**WHAT NEEDS TO BE DONE**
Return every record exactly as written.

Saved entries

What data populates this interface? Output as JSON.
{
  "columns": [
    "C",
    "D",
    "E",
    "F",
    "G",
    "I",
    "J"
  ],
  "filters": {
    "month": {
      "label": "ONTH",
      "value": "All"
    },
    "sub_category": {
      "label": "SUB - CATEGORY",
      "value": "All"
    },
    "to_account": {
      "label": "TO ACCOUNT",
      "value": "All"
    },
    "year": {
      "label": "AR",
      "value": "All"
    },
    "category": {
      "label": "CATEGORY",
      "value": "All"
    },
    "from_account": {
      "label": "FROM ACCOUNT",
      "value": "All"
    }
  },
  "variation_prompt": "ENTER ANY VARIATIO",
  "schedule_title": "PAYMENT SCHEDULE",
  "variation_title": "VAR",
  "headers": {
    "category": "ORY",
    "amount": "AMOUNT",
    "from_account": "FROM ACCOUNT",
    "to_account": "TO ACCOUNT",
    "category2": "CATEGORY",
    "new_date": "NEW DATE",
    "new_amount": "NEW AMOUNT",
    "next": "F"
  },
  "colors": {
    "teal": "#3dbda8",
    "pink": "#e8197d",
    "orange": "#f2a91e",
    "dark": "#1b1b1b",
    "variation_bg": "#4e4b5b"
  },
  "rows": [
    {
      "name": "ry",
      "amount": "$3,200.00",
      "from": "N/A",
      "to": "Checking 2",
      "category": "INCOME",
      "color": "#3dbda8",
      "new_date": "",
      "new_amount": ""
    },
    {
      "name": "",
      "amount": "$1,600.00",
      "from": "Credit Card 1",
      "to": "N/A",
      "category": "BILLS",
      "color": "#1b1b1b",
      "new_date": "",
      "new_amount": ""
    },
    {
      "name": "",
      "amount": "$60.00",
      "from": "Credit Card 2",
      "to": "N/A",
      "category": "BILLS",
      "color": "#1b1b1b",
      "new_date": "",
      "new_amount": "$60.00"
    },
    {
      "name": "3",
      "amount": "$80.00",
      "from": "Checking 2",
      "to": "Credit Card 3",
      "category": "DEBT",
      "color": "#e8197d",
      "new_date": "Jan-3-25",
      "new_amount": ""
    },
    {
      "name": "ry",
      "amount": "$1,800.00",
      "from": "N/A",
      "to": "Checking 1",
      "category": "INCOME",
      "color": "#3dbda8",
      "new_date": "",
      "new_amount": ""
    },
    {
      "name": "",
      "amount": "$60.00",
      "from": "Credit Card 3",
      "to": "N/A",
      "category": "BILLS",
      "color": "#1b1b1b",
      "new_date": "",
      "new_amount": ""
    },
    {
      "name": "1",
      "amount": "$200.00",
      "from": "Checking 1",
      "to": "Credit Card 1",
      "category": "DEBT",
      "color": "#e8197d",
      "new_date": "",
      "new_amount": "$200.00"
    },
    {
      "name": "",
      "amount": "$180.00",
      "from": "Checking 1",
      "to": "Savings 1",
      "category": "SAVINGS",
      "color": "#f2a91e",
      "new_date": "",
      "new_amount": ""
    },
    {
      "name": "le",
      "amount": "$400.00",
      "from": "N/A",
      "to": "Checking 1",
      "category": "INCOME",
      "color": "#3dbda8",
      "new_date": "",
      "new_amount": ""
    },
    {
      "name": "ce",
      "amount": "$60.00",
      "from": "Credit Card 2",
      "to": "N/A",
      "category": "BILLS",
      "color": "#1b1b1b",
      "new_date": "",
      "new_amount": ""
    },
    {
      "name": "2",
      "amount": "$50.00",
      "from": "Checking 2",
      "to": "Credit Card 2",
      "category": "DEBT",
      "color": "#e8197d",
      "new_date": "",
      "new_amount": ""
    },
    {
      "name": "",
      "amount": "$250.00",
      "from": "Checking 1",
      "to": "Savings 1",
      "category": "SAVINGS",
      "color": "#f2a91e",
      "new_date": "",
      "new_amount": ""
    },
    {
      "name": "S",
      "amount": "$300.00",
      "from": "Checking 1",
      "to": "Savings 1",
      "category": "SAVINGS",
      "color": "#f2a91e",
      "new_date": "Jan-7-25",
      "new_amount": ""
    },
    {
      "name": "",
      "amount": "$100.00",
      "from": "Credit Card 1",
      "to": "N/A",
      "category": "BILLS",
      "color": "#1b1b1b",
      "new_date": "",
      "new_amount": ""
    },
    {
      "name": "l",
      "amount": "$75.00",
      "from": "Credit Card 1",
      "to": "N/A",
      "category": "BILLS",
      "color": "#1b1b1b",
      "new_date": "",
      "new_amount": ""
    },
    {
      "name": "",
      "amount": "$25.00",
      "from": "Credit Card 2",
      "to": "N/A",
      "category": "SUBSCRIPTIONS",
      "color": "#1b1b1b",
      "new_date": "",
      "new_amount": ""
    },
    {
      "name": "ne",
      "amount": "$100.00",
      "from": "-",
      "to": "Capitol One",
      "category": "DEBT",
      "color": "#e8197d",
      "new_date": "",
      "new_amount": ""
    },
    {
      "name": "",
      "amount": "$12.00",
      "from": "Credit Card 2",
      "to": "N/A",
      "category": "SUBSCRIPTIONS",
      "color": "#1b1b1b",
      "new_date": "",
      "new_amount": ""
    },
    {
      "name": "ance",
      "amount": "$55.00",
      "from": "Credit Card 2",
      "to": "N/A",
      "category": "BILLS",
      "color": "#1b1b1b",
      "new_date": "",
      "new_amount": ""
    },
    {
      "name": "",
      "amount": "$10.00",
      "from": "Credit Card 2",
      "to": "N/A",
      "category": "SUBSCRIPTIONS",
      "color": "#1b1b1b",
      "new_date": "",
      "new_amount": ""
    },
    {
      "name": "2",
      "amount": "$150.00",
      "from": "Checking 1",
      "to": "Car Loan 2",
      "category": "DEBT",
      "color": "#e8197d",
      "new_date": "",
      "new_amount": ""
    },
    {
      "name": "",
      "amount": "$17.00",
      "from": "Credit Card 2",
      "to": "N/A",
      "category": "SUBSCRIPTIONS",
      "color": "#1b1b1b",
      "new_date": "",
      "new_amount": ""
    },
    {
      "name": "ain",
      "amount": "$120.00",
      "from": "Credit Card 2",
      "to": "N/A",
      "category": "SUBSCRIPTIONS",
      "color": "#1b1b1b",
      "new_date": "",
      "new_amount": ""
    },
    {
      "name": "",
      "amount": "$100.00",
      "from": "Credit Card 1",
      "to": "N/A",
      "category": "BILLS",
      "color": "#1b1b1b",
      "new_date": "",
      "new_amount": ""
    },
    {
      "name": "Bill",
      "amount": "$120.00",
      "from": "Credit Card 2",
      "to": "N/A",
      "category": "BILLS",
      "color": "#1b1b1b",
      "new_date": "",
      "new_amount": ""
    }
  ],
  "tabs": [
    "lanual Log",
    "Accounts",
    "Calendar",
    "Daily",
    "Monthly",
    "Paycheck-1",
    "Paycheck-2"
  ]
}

**COMPLETE RESPONSE**
What data populates this interface? Output as JSON.
{
  "columns": [
    "C",
    "D",
    "E",
    "F",
    "G",
    "I",
    "J"
  ],
  "filters": {
    "month": {
      "label": "ONTH",
      "value": "All"
    },
    "sub_category": {
      "label": "SUB - CATEGORY",
      "value": "All"
    },
    "to_account": {
      "label": "TO ACCOUNT",
      "value": "All"
    },
    "year": {
      "label": "AR",
      "value": "All"
    },
    "category": {
      "label": "CATEGORY",
      "value": "All"
    },
    "from_account": {
      "label": "FROM ACCOUNT",
      "value": "All"
    }
  },
  "variation_prompt": "ENTER ANY VARIATIO",
  "schedule_title": "PAYMENT SCHEDULE",
  "variation_title": "VAR",
  "headers": {
    "category": "ORY",
    "amount": "AMOUNT",
    "from_account": "FROM ACCOUNT",
    "to_account": "TO ACCOUNT",
    "category2": "CATEGORY",
    "new_date": "NEW DATE",
    "new_amount": "NEW AMOUNT",
    "next": "F"
  },
  "colors": {
    "teal": "#3dbda8",
    "pink": "#e8197d",
    "orange": "#f2a91e",
    "dark": "#1b1b1b",
    "variation_bg": "#4e4b5b"
  },
  "rows": [
    {
      "name": "ry",
      "amount": "$3,200.00",
      "from": "N/A",
      "to": "Checking 2",
      "category": "INCOME",
      "color": "#3dbda8",
      "new_date": "",
      "new_amount": ""
    },
    {
      "name": "",
      "amount": "$1,600.00",
      "from": "Credit Card 1",
      "to": "N/A",
      "category": "BILLS",
      "color": "#1b1b1b",
      "new_date": "",
      "new_amount": ""
    },
    {
      "name": "",
      "amount": "$60.00",
      "from": "Credit Card 2",
      "to": "N/A",
      "category": "BILLS",
      "color": "#1b1b1b",
      "new_date": "",
      "new_amount": "$60.00"
    },
    {
      "name": "3",
      "amount": "$80.00",
      "from": "Checking 2",
      "to": "Credit Card 3",
      "category": "DEBT",
      "color": "#e8197d",
      "new_date": "Jan-3-25",
      "new_amount": ""
    },
    {
      "name": "ry",
      "amount": "$1,800.00",
      "from": "N/A",
      "to": "Checking 1",
      "category": "INCOME",
      "color": "#3dbda8",
      "new_date": "",
      "new_amount": ""
    },
    {
      "name": "",
      "amount": "$60.00",
      "from": "Credit Card 3",
      "to": "N/A",
      "category": "BILLS",
      "color": "#1b1b1b",
      "new_date": "",
      "new_amount": ""
    },
    {
      "name": "1",
      "amount": "$200.00",
      "from": "Checking 1",
      "to": "Credit Card 1",
      "category": "DEBT",
      "color": "#e8197d",
      "new_date": "",
      "new_amount": "$200.00"
    },
    {
      "name": "",
      "amount": "$180.00",
      "from": "Checking 1",
      "to": "Savings 1",
      "category": "SAVINGS",
      "color": "#f2a91e",
      "new_date": "",
      "new_amount": ""
    },
    {
      "name": "le",
      "amount": "$400.00",
      "from": "N/A",
      "to": "Checking 1",
      "category": "INCOME",
      "color": "#3dbda8",
      "new_date": "",
      "new_amount": ""
    },
    {
      "name": "ce",
      "amount": "$60.00",
      "from": "Credit Card 2",
      "to": "N/A",
      "category": "BILLS",
      "color": "#1b1b1b",
      "new_date": "",
      "new_amount": ""
    },
    {
      "name": "2",
      "amount": "$50.00",
      "from": "Checking 2",
      "to": "Credit Card 2",
      "category": "DEBT",
      "color": "#e8197d",
      "new_date": "",
      "new_amount": ""
    },
    {
      "name": "",
      "amount": "$250.00",
      "from": "Checking 1",
      "to": "Savings 1",
      "category": "SAVINGS",
      "color": "#f2a91e",
      "new_date": "",
      "new_amount": ""
    },
    {
      "name": "S",
      "amount": "$300.00",
      "from": "Checking 1",
      "to": "Savings 1",
      "category": "SAVINGS",
      "color": "#f2a91e",
      "new_date": "Jan-7-25",
      "new_amount": ""
    },
    {
      "name": "",
      "amount": "$100.00",
      "from": "Credit Card 1",
      "to": "N/A",
      "category": "BILLS",
      "color": "#1b1b1b",
      "new_date": "",
      "new_amount": ""
    },
    {
      "name": "l",
      "amount": "$75.00",
      "from": "Credit Card 1",
      "to": "N/A",
      "category": "BILLS",
      "color": "#1b1b1b",
      "new_date": "",
      "new_amount": ""
    },
    {
      "name": "",
      "amount": "$25.00",
      "from": "Credit Card 2",
      "to": "N/A",
      "category": "SUBSCRIPTIONS",
      "color": "#1b1b1b",
      "new_date": "",
      "new_amount": ""
    },
    {
      "name": "ne",
      "amount": "$100.00",
      "from": "-",
      "to": "Capitol One",
      "category": "DEBT",
      "color": "#e8197d",
      "new_date": "",
      "new_amount": ""
    },
    {
      "name": "",
      "amount": "$12.00",
      "from": "Credit Card 2",
      "to": "N/A",
      "category": "SUBSCRIPTIONS",
      "color": "#1b1b1b",
      "new_date": "",
      "new_amount": ""
    },
    {
      "name": "ance",
      "amount": "$55.00",
      "from": "Credit Card 2",
      "to": "N/A",
      "category": "BILLS",
      "color": "#1b1b1b",
      "new_date": "",
      "new_amount": ""
    },
    {
      "name": "",
      "amount": "$10.00",
      "from": "Credit Card 2",
      "to": "N/A",
      "category": "SUBSCRIPTIONS",
      "color": "#1b1b1b",
      "new_date": "",
      "new_amount": ""
    },
    {
      "name": "2",
      "amount": "$150.00",
      "from": "Checking 1",
      "to": "Car Loan 2",
      "category": "DEBT",
      "color": "#e8197d",
      "new_date": "",
      "new_amount": ""
    },
    {
      "name": "",
      "amount": "$17.00",
      "from": "Credit Card 2",
      "to": "N/A",
      "category": "SUBSCRIPTIONS",
      "color": "#1b1b1b",
      "new_date": "",
      "new_amount": ""
    },
    {
      "name": "ain",
      "amount": "$120.00",
      "from": "Credit Card 2",
      "to": "N/A",
      "category": "SUBSCRIPTIONS",
      "color": "#1b1b1b",
      "new_date": "",
      "new_amount": ""
    },
    {
      "name": "",
      "amount": "$100.00",
      "from": "Credit Card 1",
      "to": "N/A",
      "category": "BILLS",
      "color": "#1b1b1b",
      "new_date": "",
      "new_amount": ""
    },
    {
      "name": "Bill",
      "amount": "$120.00",
      "from": "Credit Card 2",
      "to": "N/A",
      "category": "BILLS",
      "color": "#1b1b1b",
      "new_date": "",
      "new_amount": ""
    }
  ],
  "tabs": [
    "lanual Log",
    "Accounts",
    "Calendar",
    "Daily",
    "Monthly",
    "Paycheck-1",
    "Paycheck-2"
  ]
}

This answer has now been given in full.